**Tâches:**
- A) Répondez à ces questions d'après le rapport sur la section 32 :
(i) Combien de chercheurs actifs la section 32 compte-t-elle en avril 2014 ?
(ii) Quelle part des chercheurs de la section 32 travaille en Île-de-France ?
(iii) Quel âge médian la section 32 affichait-elle en 2006 ?
- B) Poursuivez le rapport sur la section 32 après sa dernière phrase.

**Document:**
D’un point de vue prospectif, faute de recrutements de chercheurs statutaires permettant le maintien d’une présence forte de l’archéologie française à l’étranger, certains terrains seront nécessairement abandonnés. Un tel choix permettrait sans doute de concentrer les moyens au bénéfice d’un plus petit nombre de missions, mais il conduirait à abandonner l’étude de domaines sur lesquels la recherche française est bien positionnée et où une génération de post-doctorants de grande valeur a été formée et est en mesure d’assurer la relève.

 

(2) Détails de la méthode et des résultats dans la version longue de ce rapport.

(3) Rappelons que 58 % des chercheurs de la section 32 travaillent en Île-de-France.

(4) Chiffres 2012 pour les UMR et UPR, auxquels on a ajouté les dotations des USR de Naples, d’Alexandrie et de Karnak.

(5) On trouvera la liste de ces programmes dans la version longue de ce rapport.

(6) Quantité extrapolée à partir de la somme des dotations annuelles pour 2012, soit 1509,5 k€ (source : INSHS, Allocation des moyens 2012, avril 2012).

II. Les personnels de la recherche

A. Les chercheurs de la 32

1. Une évolution démographique inquiétante

En avril 2014, la section 32 compte 231 chercheurs actifs (140 chargés de recherche ; 91 directeurs de recherche), soit 18 chercheurs de moins qu’en 2009 (– 7 %), 54 de moins qu’en 2002 (–19 %). La diminution du nombre de chercheurs en activité est linéaire et continue depuis 12 ans. La section 32 est, après la 36, celle qui, à l’INSHS, a perdu le plus de chercheurs depuis dix ans.

Figure 3 : Nombre de personnels (chercheurs, ITA/IATOS, CDD) dans les laboratoires relevant principalement de la section 19.

 

 

La section 32 est une section âgée. La médiane est de 51 ans alors que le milieu d’une carrière peut être situé vers 46/47 ans. La tendance est à l’amélioration : la médiane était de 54 ans en 2006. Cette amélioration est conjoncturelle et tient à la fois au départ en retraite d’un nombre élevé de chercheurs issus de la génération du baby-boom (89 départs à la retraite entre 2007 et avril 2014), et à une augmentation des recrutements au niveau CR2 depuis 2010. Cette augmentation est toutefois très loin de compenser les départs à la retraite.

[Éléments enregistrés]

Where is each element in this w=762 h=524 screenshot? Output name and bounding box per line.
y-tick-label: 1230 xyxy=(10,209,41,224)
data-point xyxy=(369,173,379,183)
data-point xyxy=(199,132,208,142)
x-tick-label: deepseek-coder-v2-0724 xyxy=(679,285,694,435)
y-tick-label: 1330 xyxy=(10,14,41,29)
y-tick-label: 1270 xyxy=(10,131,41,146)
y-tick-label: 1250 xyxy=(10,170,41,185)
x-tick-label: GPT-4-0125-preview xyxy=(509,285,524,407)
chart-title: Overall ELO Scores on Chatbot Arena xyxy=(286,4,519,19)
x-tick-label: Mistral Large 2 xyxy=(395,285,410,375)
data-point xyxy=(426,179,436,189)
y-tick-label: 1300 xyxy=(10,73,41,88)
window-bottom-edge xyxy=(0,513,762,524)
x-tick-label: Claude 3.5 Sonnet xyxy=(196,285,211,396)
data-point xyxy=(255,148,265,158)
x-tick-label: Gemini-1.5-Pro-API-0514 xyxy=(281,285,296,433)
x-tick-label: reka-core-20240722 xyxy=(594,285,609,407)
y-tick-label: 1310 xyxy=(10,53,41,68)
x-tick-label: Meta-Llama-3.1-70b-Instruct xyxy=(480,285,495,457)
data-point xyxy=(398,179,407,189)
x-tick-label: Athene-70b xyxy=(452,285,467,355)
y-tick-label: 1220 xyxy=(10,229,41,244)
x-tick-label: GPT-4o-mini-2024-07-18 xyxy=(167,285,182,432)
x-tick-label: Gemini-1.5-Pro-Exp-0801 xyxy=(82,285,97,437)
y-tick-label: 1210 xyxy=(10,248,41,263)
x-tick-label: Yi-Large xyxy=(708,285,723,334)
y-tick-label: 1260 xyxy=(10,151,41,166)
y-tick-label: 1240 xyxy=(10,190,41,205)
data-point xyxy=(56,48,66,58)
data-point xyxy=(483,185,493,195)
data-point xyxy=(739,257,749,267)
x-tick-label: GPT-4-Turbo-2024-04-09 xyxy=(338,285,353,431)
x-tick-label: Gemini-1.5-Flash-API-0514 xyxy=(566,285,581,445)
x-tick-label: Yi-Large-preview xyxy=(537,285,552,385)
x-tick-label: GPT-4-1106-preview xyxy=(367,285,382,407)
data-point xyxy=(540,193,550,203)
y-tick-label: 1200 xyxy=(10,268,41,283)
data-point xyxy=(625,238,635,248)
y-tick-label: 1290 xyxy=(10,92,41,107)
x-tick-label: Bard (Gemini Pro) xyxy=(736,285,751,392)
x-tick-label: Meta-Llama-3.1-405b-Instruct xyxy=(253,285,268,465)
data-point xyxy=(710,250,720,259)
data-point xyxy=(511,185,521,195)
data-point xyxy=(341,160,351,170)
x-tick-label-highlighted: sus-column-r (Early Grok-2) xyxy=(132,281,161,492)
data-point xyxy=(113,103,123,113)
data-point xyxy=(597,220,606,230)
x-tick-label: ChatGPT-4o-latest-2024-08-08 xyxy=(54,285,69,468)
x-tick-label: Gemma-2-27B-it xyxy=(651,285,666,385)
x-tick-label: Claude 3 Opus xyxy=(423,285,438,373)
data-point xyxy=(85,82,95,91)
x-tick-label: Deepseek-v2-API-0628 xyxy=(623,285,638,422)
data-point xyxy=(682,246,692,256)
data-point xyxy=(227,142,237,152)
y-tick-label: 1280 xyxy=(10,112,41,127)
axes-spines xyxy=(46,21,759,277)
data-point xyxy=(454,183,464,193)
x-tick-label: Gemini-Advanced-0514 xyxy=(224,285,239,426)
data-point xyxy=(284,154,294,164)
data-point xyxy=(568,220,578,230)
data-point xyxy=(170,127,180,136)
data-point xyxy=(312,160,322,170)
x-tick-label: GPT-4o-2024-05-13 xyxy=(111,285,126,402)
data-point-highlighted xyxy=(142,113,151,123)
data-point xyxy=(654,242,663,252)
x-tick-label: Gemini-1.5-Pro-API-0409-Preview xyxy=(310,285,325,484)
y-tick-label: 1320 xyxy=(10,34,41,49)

**Réponses attendues:**
- A)
(i) 231 chercheurs actifs (140 chargés de recherche et 91 directeurs de recherche).
(ii) 58 %.
(iii) 54 ans.

- B)
Durant les quatre dernières années (2010-2013), 56 chercheurs CNRS évalués par la section 32 ont quitté l’organisme. 48 ont pris leur retraite (86 %), 8 ont changé d’organisme. Un nombre important de départs en retraite est à prévoir durant les cinq prochaines années puisque les chercheurs de 60 ans et plus représentent 26 % des effectifs (60 chercheurs). Pour les seules années 2014-2015, 26 chercheurs devraient mécaniquement partir en retraite.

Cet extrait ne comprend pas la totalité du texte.